* BEGIN *

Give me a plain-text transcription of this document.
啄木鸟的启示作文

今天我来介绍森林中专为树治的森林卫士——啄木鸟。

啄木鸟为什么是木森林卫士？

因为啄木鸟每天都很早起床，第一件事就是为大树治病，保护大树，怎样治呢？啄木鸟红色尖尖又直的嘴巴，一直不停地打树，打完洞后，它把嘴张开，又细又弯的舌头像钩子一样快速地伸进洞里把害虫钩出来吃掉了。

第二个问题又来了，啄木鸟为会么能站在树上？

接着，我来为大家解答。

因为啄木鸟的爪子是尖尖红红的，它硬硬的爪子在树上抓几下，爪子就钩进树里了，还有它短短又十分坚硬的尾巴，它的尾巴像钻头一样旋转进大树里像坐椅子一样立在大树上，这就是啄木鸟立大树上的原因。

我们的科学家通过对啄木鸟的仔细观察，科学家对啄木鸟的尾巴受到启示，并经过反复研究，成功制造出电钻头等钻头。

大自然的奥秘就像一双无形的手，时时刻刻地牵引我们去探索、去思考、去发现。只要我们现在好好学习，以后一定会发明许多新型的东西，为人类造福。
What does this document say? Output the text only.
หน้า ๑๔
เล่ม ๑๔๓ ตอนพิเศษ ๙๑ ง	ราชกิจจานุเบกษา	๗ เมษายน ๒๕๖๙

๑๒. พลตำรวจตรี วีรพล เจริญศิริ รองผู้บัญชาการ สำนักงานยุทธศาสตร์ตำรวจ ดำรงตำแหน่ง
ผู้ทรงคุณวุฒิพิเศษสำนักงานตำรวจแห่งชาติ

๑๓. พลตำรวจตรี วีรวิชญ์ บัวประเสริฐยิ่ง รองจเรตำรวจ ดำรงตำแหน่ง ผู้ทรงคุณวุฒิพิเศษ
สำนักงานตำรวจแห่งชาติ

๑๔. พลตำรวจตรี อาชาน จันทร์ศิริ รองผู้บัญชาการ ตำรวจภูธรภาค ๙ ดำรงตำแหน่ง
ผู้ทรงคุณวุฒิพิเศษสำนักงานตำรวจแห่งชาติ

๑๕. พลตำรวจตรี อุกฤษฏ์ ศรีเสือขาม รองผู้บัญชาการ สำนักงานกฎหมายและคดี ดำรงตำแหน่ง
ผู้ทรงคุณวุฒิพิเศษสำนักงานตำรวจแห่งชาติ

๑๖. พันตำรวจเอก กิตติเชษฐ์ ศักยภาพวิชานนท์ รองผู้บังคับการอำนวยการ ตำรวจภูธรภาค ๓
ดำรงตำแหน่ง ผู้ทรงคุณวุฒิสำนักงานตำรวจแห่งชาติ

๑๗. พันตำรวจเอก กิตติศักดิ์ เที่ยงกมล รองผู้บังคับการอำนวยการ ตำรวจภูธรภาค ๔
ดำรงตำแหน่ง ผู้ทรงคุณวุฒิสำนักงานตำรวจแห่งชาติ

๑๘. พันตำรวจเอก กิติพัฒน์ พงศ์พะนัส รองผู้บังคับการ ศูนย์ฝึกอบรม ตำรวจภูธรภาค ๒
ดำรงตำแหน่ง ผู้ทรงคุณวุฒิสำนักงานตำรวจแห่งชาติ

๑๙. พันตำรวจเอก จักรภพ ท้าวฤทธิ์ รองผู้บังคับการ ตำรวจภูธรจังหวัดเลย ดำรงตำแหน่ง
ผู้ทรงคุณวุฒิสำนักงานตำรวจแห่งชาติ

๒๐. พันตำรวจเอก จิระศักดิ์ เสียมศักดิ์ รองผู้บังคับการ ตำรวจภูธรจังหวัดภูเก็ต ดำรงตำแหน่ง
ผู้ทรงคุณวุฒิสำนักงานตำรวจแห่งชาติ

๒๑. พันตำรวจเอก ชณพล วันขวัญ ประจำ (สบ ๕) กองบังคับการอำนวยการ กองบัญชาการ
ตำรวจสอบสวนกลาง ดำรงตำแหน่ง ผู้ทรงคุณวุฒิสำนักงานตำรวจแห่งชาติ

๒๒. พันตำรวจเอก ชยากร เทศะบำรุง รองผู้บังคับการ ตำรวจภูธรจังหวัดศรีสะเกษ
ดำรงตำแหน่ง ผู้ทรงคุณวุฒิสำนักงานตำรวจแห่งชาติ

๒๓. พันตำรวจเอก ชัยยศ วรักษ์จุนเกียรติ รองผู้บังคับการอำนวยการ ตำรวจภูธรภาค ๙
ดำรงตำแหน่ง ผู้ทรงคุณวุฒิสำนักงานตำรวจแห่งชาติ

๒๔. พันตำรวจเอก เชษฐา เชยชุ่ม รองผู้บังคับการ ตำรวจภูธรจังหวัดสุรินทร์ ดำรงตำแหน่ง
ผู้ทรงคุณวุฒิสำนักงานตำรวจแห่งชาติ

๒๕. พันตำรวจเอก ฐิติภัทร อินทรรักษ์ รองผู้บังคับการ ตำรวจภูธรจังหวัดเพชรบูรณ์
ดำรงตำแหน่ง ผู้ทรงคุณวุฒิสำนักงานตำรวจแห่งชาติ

* END *

Exercise directions: From the records above, pick out and copy each line holding the word "text".

Answer to the exercise:
Give me a plain-text transcription of this document.
What does this document say? Output the text only.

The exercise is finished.